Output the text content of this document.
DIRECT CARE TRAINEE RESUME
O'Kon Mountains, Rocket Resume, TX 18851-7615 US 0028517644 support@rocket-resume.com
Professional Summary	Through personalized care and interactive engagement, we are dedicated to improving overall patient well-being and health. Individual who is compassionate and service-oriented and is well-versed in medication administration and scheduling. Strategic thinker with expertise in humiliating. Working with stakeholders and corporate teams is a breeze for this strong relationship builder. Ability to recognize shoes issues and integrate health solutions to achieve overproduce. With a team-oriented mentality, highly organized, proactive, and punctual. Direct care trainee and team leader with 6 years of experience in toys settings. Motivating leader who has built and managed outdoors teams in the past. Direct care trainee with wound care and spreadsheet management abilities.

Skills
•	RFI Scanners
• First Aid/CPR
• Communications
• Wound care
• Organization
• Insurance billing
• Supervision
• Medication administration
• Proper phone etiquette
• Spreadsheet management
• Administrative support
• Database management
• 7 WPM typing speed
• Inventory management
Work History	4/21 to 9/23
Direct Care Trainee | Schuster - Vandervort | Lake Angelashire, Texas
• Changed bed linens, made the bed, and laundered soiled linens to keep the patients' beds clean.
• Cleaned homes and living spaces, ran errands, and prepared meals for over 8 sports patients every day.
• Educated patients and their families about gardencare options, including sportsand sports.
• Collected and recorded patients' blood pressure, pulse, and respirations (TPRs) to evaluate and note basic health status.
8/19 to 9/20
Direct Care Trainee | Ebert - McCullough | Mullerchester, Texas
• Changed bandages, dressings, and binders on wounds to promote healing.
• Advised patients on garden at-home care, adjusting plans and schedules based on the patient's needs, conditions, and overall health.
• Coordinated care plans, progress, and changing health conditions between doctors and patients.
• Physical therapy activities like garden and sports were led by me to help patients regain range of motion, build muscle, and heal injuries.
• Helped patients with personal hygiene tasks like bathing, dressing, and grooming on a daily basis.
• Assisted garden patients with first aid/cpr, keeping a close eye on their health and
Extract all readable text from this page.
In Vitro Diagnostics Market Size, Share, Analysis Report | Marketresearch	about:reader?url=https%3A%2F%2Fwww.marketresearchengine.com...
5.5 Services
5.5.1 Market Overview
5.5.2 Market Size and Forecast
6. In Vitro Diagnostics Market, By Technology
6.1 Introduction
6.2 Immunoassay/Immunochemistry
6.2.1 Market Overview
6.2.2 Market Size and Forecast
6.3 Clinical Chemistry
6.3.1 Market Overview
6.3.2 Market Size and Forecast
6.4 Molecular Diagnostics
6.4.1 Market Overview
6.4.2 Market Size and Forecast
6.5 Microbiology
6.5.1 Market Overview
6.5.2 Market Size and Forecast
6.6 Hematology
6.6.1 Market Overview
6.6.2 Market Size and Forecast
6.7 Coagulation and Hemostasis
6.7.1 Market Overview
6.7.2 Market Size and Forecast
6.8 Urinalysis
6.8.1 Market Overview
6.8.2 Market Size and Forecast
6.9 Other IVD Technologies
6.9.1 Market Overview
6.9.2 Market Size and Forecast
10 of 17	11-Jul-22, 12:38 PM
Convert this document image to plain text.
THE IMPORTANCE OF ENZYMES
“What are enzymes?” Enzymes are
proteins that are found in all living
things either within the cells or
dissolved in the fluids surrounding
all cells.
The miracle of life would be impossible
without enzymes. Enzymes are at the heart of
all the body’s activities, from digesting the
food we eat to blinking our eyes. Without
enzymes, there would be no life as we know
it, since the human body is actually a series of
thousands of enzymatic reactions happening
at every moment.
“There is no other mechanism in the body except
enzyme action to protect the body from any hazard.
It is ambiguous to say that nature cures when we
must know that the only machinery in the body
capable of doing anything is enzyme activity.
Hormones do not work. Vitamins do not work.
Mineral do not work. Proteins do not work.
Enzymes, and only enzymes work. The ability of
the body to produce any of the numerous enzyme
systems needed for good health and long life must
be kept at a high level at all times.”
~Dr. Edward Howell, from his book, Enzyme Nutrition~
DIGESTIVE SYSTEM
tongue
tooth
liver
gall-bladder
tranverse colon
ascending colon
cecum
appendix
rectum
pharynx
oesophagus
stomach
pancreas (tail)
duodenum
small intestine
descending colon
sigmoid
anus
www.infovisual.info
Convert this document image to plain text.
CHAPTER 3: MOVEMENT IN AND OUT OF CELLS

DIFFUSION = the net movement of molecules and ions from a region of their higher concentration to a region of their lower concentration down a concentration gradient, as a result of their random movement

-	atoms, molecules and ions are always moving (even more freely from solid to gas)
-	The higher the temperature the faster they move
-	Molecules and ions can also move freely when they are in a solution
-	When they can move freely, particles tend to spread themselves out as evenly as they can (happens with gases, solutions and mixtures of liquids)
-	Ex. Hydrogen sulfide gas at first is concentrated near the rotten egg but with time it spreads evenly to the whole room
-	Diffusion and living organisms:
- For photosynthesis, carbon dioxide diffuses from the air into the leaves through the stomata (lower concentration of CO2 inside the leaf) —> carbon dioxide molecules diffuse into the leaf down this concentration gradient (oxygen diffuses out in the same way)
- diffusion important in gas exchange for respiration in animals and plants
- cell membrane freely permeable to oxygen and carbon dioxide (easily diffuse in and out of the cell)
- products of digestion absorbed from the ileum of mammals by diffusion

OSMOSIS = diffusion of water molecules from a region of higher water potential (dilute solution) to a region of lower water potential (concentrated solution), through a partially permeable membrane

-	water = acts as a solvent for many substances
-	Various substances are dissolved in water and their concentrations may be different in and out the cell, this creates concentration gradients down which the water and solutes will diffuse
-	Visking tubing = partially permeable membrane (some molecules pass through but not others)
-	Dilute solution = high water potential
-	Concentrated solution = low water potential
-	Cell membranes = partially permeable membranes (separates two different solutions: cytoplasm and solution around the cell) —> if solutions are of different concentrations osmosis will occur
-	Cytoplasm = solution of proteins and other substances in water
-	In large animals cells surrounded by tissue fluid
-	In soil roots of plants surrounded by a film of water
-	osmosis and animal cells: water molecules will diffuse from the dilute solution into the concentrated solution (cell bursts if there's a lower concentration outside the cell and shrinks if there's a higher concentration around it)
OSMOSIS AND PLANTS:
________________
■ PROBLEM TO WORK ON
Copy whichever lines of the records above contain the word "Forecast".

■ PROBLEM SOLUTION
5.5.2 Market Size and Forecast
6.2.2 Market Size and Forecast
6.3.2 Market Size and Forecast
6.4.2 Market Size and Forecast
6.5.2 Market Size and Forecast
6.6.2 Market Size and Forecast
6.7.2 Market Size and Forecast
6.8.2 Market Size and Forecast
6.9.2 Market Size and Forecast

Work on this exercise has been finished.